* Dataset entries
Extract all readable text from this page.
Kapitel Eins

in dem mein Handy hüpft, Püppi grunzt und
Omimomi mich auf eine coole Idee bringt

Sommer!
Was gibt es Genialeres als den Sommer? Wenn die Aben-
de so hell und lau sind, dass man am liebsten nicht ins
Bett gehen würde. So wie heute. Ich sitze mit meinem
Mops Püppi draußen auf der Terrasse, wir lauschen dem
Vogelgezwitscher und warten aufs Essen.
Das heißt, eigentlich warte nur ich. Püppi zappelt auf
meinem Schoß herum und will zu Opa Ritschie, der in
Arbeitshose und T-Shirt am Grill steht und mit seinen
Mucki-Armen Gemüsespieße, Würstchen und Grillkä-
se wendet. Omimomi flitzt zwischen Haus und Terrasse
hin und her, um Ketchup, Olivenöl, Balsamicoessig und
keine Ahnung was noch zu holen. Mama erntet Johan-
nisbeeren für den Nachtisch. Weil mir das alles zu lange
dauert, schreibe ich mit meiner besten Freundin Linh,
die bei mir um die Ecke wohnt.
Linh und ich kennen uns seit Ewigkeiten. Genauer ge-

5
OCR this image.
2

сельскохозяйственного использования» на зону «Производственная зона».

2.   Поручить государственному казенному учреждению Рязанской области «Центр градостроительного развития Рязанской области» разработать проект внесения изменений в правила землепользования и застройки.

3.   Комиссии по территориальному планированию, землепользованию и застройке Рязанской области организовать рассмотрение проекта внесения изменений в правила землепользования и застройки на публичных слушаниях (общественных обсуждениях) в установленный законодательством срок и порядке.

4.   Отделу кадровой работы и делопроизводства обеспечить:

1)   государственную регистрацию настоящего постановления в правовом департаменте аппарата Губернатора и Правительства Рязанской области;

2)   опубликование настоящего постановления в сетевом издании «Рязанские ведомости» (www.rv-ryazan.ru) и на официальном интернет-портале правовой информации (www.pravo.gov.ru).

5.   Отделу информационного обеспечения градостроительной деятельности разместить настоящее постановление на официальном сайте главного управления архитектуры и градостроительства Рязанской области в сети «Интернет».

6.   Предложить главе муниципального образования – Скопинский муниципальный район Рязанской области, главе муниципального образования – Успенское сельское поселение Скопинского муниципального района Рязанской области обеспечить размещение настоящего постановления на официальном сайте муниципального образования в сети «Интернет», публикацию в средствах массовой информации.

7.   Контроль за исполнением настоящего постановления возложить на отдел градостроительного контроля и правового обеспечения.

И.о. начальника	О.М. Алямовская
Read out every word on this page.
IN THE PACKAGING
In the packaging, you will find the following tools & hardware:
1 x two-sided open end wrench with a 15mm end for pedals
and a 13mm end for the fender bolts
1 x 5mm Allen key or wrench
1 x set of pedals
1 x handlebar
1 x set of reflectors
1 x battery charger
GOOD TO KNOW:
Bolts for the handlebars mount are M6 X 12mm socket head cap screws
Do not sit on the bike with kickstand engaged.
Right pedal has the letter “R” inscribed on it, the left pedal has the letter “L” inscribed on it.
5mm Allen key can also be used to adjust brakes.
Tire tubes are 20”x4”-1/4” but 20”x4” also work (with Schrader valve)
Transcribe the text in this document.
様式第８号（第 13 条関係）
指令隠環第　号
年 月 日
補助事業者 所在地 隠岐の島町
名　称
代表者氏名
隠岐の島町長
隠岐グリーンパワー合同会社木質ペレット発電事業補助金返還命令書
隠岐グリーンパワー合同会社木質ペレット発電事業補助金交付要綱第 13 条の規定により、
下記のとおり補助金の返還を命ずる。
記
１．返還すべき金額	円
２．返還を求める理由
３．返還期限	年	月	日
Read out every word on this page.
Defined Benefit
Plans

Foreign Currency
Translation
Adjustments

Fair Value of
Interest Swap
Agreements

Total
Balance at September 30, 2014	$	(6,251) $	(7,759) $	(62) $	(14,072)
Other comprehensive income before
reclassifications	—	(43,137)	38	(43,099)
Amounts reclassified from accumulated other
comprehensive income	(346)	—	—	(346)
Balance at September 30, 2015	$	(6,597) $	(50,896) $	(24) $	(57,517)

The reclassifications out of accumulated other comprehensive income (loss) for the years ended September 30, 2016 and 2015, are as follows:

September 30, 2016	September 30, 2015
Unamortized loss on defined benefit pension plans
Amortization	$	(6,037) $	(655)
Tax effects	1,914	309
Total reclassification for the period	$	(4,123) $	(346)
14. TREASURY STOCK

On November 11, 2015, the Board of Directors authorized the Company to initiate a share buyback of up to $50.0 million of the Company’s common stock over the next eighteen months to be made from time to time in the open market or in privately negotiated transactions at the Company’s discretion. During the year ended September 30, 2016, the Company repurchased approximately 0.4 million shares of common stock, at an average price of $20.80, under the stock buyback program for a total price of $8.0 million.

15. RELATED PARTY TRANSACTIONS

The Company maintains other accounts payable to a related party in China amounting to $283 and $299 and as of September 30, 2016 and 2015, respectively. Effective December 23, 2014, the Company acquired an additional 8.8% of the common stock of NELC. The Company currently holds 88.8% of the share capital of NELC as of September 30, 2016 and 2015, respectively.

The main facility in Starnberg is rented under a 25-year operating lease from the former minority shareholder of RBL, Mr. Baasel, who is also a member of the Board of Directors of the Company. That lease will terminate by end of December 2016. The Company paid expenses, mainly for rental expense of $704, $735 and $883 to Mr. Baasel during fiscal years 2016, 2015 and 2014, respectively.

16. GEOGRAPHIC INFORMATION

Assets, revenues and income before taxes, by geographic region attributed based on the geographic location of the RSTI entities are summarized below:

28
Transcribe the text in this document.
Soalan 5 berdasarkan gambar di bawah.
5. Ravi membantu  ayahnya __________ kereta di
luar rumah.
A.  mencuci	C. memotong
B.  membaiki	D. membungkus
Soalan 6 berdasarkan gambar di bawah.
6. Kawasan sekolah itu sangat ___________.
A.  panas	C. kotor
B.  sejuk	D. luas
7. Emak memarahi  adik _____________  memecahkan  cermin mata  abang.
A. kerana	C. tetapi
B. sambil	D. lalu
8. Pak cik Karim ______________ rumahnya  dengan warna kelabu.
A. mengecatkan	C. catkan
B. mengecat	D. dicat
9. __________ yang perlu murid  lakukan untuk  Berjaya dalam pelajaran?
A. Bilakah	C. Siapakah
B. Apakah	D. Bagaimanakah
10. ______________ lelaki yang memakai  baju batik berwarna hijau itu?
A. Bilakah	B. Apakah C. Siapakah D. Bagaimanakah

* Exercise brief
Single out each line of the records above with the string "Bilakah" in it, and copy it.

* Correct output
A. Bilakah	C. Siapakah
A. Bilakah	B. Apakah C. Siapakah D. Bagaimanakah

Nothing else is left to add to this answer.